Make an exact copy of all the records.

=== Data ===

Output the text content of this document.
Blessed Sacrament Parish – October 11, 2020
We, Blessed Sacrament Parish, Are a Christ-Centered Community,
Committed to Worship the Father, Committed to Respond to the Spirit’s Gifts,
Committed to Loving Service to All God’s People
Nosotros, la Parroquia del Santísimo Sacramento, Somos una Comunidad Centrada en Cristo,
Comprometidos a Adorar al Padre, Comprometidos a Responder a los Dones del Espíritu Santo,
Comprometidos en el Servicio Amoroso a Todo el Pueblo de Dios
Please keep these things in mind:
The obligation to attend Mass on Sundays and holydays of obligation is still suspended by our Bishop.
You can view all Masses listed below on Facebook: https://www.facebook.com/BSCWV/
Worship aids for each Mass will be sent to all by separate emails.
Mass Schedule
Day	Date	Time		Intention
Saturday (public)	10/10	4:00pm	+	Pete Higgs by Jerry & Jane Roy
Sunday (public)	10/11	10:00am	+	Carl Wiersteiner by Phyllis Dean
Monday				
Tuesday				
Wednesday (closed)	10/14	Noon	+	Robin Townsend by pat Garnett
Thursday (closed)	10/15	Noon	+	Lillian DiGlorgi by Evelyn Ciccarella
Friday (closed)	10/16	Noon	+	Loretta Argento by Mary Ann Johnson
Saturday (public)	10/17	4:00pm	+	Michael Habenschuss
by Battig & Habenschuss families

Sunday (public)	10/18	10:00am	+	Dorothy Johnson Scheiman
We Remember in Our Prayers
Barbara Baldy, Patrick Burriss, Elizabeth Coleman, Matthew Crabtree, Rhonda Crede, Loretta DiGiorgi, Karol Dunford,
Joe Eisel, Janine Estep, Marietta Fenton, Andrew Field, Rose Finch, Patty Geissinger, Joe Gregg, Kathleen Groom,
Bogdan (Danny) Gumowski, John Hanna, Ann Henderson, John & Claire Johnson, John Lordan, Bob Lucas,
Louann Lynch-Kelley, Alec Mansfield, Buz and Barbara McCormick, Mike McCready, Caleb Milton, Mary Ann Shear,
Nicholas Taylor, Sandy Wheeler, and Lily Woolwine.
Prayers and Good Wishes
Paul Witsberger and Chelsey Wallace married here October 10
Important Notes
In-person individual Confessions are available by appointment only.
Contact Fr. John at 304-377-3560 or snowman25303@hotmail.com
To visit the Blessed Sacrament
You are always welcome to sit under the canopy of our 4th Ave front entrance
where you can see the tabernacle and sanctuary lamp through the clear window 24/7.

===

_Final answer_
Output the text content of this document.
Blessed Sacrament Parish – October 11, 2020
We, Blessed Sacrament Parish, Are a Christ-Centered Community,
Committed to Worship the Father, Committed to Respond to the Spirit’s Gifts,
Committed to Loving Service to All God’s People
Nosotros, la Parroquia del Santísimo Sacramento, Somos una Comunidad Centrada en Cristo,
Comprometidos a Adorar al Padre, Comprometidos a Responder a los Dones del Espíritu Santo,
Comprometidos en el Servicio Amoroso a Todo el Pueblo de Dios
Please keep these things in mind:
The obligation to attend Mass on Sundays and holydays of obligation is still suspended by our Bishop.
You can view all Masses listed below on Facebook: https://www.facebook.com/BSCWV/
Worship aids for each Mass will be sent to all by separate emails.
Mass Schedule
Day	Date	Time		Intention
Saturday (public)	10/10	4:00pm	+	Pete Higgs by Jerry & Jane Roy
Sunday (public)	10/11	10:00am	+	Carl Wiersteiner by Phyllis Dean
Monday				
Tuesday				
Wednesday (closed)	10/14	Noon	+	Robin Townsend by pat Garnett
Thursday (closed)	10/15	Noon	+	Lillian DiGlorgi by Evelyn Ciccarella
Friday (closed)	10/16	Noon	+	Loretta Argento by Mary Ann Johnson
Saturday (public)	10/17	4:00pm	+	Michael Habenschuss
by Battig & Habenschuss families

Sunday (public)	10/18	10:00am	+	Dorothy Johnson Scheiman
We Remember in Our Prayers
Barbara Baldy, Patrick Burriss, Elizabeth Coleman, Matthew Crabtree, Rhonda Crede, Loretta DiGiorgi, Karol Dunford,
Joe Eisel, Janine Estep, Marietta Fenton, Andrew Field, Rose Finch, Patty Geissinger, Joe Gregg, Kathleen Groom,
Bogdan (Danny) Gumowski, John Hanna, Ann Henderson, John & Claire Johnson, John Lordan, Bob Lucas,
Louann Lynch-Kelley, Alec Mansfield, Buz and Barbara McCormick, Mike McCready, Caleb Milton, Mary Ann Shear,
Nicholas Taylor, Sandy Wheeler, and Lily Woolwine.
Prayers and Good Wishes
Paul Witsberger and Chelsey Wallace married here October 10
Important Notes
In-person individual Confessions are available by appointment only.
Contact Fr. John at 304-377-3560 or snowman25303@hotmail.com
To visit the Blessed Sacrament
You are always welcome to sit under the canopy of our 4th Ave front entrance
where you can see the tabernacle and sanctuary lamp through the clear window 24/7.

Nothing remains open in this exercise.